# Dokumentauszug
--
Natürlich interessieren bei der Entscheidung des Systemdesigns besonders die Gesamtkosten für die Hardware, die Entwicklungsaufwände. Eine Übersicht über die Hardwarekosten der drei diskutieren Lösungen ist in Tabelle 2 aufgezeigt. Bei der Berechnung der Gesamtkosten wurden für CL Full und CXP jeweils der Einsatz von zwei Kabeln berücksichtigt. Teuerster, aber auch schnellster Standard ist im Vergleich CXP, da hier besonders der Framegrabber kostspielig ist, wohingegen preiswerte Kabel verwendet werden können. Hier steigen die Kosten jedoch auch noch, wenn speziell abgeschirmte Kabel verwendet werden müssen. Günstigere Gesamtkosten hat GigE Vision über 10GigE, da hier vor allem günstige NICs im Vergleich zu speziellen und damit höherpreisigen Framegrabbern verwendet werden können (beim Preis des NICs wurden Kosten für notwendige Software-Lizenzen schon berücksichtigt). Der preisliche Unterschied zwischen Kupfer- und Glasfaserkabel ist in diesem Beispiel für ein 10m Kabel sehr klein, für kürzere Übertragungslängen sind Kupferkabel wirtschaftlicher, wohingegen große Längen, ein Alleinstellungsmerkmal von GigE Vision über 10GigE, nur mit Glasfaserkabeln realisiert werden können. CL hat hier die günstigsten Hardwarekosten gegenüber CXP und GigE Vision über 10GigE. Da jede ernstzunehmende Bildverarbeitungsbibliothek jedoch den GigE -Vision-Standard unterstützt, weist die Softwareentwicklung für 10GigE-basierten Kamerasysteme das geringste Risiko und die größte Flexibilität auf. Der Vergleich der Schnittstellen zeigt, dass die Peripheriekosten von 10GigE mit 510E bei weniger als der Hälfte von CL und CXP liegen. Vor allem der Framegrabber bestimmt die Gesamtkosten des Systems. Aktuell bietet noch kein Hersteller Kameras mit allen drei Interfaces an, daher hinkt der reine Preisvergleich auf Basis der aktuell verfügbaren Modelle verschiedener Marken. Da jedoch bei diesen hohen Bildraten und Auflösungen der Preis des Bildsensors den größten Einfluss auf den Kamerapreis hat, ist zu vermuten, dass speziell bei hohen Stückzahlen der Preisunterschied zwischen den Kameras mit den jeweiligen Datenschnittstellen schmilzt.
--
# Daten
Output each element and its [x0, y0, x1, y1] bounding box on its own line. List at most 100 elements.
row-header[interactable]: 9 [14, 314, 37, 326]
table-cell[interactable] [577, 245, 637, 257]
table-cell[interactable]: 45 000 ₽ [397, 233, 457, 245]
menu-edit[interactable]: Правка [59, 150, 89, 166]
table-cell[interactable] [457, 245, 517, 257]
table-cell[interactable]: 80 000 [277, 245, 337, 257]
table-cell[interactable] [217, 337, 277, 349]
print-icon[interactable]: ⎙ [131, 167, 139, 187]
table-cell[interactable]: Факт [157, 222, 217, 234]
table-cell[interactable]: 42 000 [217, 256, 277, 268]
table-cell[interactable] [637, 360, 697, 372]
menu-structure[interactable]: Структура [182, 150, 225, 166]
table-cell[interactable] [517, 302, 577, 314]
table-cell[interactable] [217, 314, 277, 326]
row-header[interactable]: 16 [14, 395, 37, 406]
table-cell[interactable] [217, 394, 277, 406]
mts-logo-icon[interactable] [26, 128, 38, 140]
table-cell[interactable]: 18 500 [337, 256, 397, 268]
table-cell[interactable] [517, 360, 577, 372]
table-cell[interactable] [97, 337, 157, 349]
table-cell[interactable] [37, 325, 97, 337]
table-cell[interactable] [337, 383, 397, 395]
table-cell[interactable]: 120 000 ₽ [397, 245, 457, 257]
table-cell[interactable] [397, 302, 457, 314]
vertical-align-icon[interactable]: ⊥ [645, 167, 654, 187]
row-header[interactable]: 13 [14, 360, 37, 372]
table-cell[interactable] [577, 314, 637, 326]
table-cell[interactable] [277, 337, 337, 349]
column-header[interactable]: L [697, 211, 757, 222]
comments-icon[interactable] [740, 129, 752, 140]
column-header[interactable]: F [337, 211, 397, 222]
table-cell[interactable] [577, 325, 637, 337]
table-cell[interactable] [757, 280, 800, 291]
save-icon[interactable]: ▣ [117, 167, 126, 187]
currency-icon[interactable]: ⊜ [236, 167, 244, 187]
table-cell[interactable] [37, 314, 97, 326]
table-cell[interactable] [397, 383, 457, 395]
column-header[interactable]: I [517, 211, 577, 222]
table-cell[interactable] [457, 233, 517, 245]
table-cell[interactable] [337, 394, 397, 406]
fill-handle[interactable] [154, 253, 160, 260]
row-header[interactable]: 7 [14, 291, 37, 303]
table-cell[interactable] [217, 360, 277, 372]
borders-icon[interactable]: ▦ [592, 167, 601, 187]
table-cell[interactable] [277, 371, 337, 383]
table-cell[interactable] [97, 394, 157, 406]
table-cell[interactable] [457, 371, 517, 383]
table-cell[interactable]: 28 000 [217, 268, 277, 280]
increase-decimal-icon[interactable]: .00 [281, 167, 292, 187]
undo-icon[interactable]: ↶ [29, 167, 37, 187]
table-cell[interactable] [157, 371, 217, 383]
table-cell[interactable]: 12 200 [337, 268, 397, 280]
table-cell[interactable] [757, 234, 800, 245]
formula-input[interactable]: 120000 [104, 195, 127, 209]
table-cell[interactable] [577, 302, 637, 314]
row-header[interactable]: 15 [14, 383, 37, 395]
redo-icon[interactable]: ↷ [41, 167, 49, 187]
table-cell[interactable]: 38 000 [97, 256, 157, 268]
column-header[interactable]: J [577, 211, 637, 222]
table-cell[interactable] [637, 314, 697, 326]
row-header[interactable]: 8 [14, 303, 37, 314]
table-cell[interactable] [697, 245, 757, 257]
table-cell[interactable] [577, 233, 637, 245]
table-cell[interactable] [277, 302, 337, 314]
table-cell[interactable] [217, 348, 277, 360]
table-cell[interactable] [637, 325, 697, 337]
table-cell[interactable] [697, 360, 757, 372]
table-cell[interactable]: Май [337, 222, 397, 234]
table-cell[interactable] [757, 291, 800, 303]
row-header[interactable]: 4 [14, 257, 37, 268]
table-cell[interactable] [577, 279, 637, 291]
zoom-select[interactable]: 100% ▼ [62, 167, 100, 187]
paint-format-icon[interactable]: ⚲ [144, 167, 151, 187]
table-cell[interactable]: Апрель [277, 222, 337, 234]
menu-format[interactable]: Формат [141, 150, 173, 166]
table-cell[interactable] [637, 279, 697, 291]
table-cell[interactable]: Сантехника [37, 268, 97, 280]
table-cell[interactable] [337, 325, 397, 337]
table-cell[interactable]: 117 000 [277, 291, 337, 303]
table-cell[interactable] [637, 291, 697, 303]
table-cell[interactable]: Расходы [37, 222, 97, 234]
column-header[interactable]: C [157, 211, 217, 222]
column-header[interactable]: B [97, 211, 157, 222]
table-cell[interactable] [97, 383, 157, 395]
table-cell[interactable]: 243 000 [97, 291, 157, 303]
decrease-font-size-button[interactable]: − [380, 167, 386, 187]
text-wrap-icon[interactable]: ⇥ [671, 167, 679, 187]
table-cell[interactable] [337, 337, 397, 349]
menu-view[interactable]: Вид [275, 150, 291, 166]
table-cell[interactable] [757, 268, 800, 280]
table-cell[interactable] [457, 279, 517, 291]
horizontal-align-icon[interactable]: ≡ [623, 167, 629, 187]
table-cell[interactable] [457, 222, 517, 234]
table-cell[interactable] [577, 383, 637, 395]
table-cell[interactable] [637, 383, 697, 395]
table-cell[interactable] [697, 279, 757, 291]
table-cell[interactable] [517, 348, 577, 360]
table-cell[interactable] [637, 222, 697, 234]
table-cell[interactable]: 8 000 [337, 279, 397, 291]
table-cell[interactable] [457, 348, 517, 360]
--
# Zu erledigende Aufgaben
1. Nenne alle Datenschnittstellen, die der Textauszug über die Kosten von Kameraschnittstellen miteinander vergleicht.
2. Schreibe den Textauszug über die Kosten von Kameraschnittstellen im Anschluss an seinen letzten Satz weiter.

# Antworten in Reihenfolge
1.
- CL (CL Full)
- CXP
- GigE Vision über 10GigE

2.
Fazit und Ausblick

Alle drei Schnittstellen-Standards werden den verschiedenen Anforderungen moderner Hochgeschwindigkeits- oder Hochauflösender-Bildverarbeitungsverfahren weitgehend gerecht. GigE Vision über 10GigE zeigt deutliche Vorteile gegenüber den anderen Schnittstellen, wie Kabellänge, maximale Datenrate bei Nutzung nur eines Kabels, Mulitcastfähigkeit, Peripheriekosten und native Unterstützung in allen verbreiteten Softwarebibliotheken. Diese Vorteile werden in der Zukunft weiter wachsen, sobald 10GigE von der modernen IT ausgehend auch in Consumer-PCs und -Netzwerke Einzug findet. Im Gegenteil dazu sind CameraLink und CoaXPress rein auf den Nutzerkreis der Bildverarbeitungsindustrie beschränkt. Damit hat der GigE-Vision-Standard über 10GigE das Potenzial, das Übertragungsmedium für hohe Datenraten zu werden. Technische Performance und finanzielle Aspekte überzeugen schon heute.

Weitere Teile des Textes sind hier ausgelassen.